---------- STORED ROWS ----------
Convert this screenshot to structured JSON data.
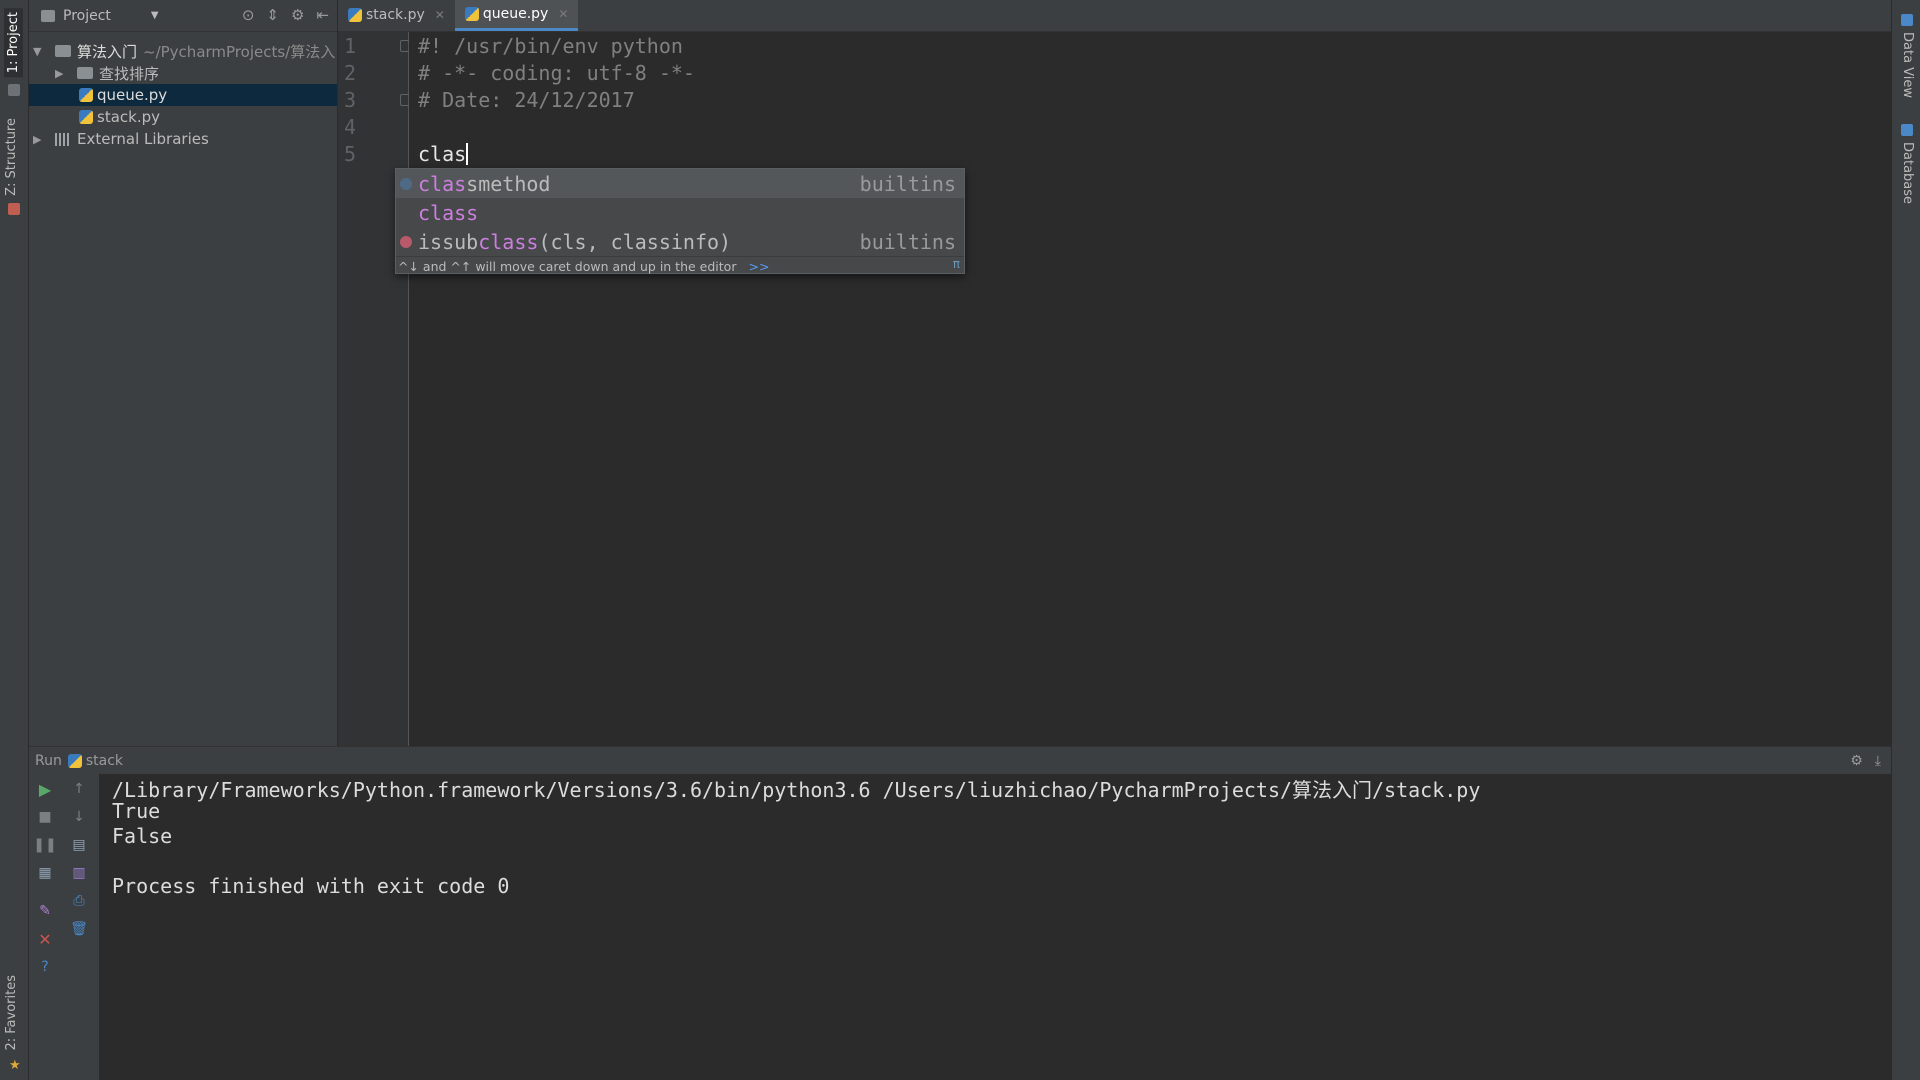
{
  "sidebar_left": {
    "project_tab": "1: Project",
    "structure_tab": "Z: Structure",
    "favorites_tab": "2: Favorites"
  },
  "sidebar_right": {
    "data_view_tab": "Data View",
    "database_tab": "Database"
  },
  "project_panel": {
    "title": "Project",
    "root_name": "算法入门",
    "root_path": "~/PycharmProjects/算法入",
    "folder": "查找排序",
    "files": [
      "queue.py",
      "stack.py"
    ],
    "external": "External Libraries"
  },
  "tabs": [
    {
      "label": "stack.py"
    },
    {
      "label": "queue.py"
    }
  ],
  "editor": {
    "line_numbers": [
      "1",
      "2",
      "3",
      "4",
      "5"
    ],
    "lines": [
      "#! /usr/bin/env python",
      "# -*- coding: utf-8 -*-",
      "# Date: 24/12/2017",
      "",
      "clas"
    ]
  },
  "completion": {
    "items": [
      {
        "match": "clas",
        "rest": "smethod",
        "source": "builtins"
      },
      {
        "match": "clas",
        "rest": "s",
        "source": ""
      },
      {
        "prefix": "issub",
        "match": "class",
        "rest": "(cls, classinfo)",
        "source": "builtins"
      }
    ],
    "hint": "^↓ and ^↑ will move caret down and up in the editor",
    "hint_link": ">>",
    "pi": "π"
  },
  "run": {
    "label": "Run",
    "config": "stack",
    "output": [
      "/Library/Frameworks/Python.framework/Versions/3.6/bin/python3.6 /Users/liuzhichao/PycharmProjects/算法入门/stack.py",
      "True",
      "False",
      "",
      "Process finished with exit code 0"
    ]
  },
  "colors": {
    "accent": "#4a88c7",
    "match": "#cc7fde",
    "selection": "#0d293e"
  }
}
----------
OBJECTIVE :: All of the data above should be quoted exactly, except for the pictures.

SOLUTION FOR THIS TASK ::
Convert this screenshot to structured JSON data.
{
  "sidebar_left": {
    "project_tab": "1: Project",
    "structure_tab": "Z: Structure",
    "favorites_tab": "2: Favorites"
  },
  "sidebar_right": {
    "data_view_tab": "Data View",
    "database_tab": "Database"
  },
  "project_panel": {
    "title": "Project",
    "root_name": "算法入门",
    "root_path": "~/PycharmProjects/算法入",
    "folder": "查找排序",
    "files": [
      "queue.py",
      "stack.py"
    ],
    "external": "External Libraries"
  },
  "tabs": [
    {
      "label": "stack.py"
    },
    {
      "label": "queue.py"
    }
  ],
  "editor": {
    "line_numbers": [
      "1",
      "2",
      "3",
      "4",
      "5"
    ],
    "lines": [
      "#! /usr/bin/env python",
      "# -*- coding: utf-8 -*-",
      "# Date: 24/12/2017",
      "",
      "clas"
    ]
  },
  "completion": {
    "items": [
      {
        "match": "clas",
        "rest": "smethod",
        "source": "builtins"
      },
      {
        "match": "clas",
        "rest": "s",
        "source": ""
      },
      {
        "prefix": "issub",
        "match": "class",
        "rest": "(cls, classinfo)",
        "source": "builtins"
      }
    ],
    "hint": "^↓ and ^↑ will move caret down and up in the editor",
    "hint_link": ">>",
    "pi": "π"
  },
  "run": {
    "label": "Run",
    "config": "stack",
    "output": [
      "/Library/Frameworks/Python.framework/Versions/3.6/bin/python3.6 /Users/liuzhichao/PycharmProjects/算法入门/stack.py",
      "True",
      "False",
      "",
      "Process finished with exit code 0"
    ]
  },
  "colors": {
    "accent": "#4a88c7",
    "match": "#cc7fde",
    "selection": "#0d293e"
  }
}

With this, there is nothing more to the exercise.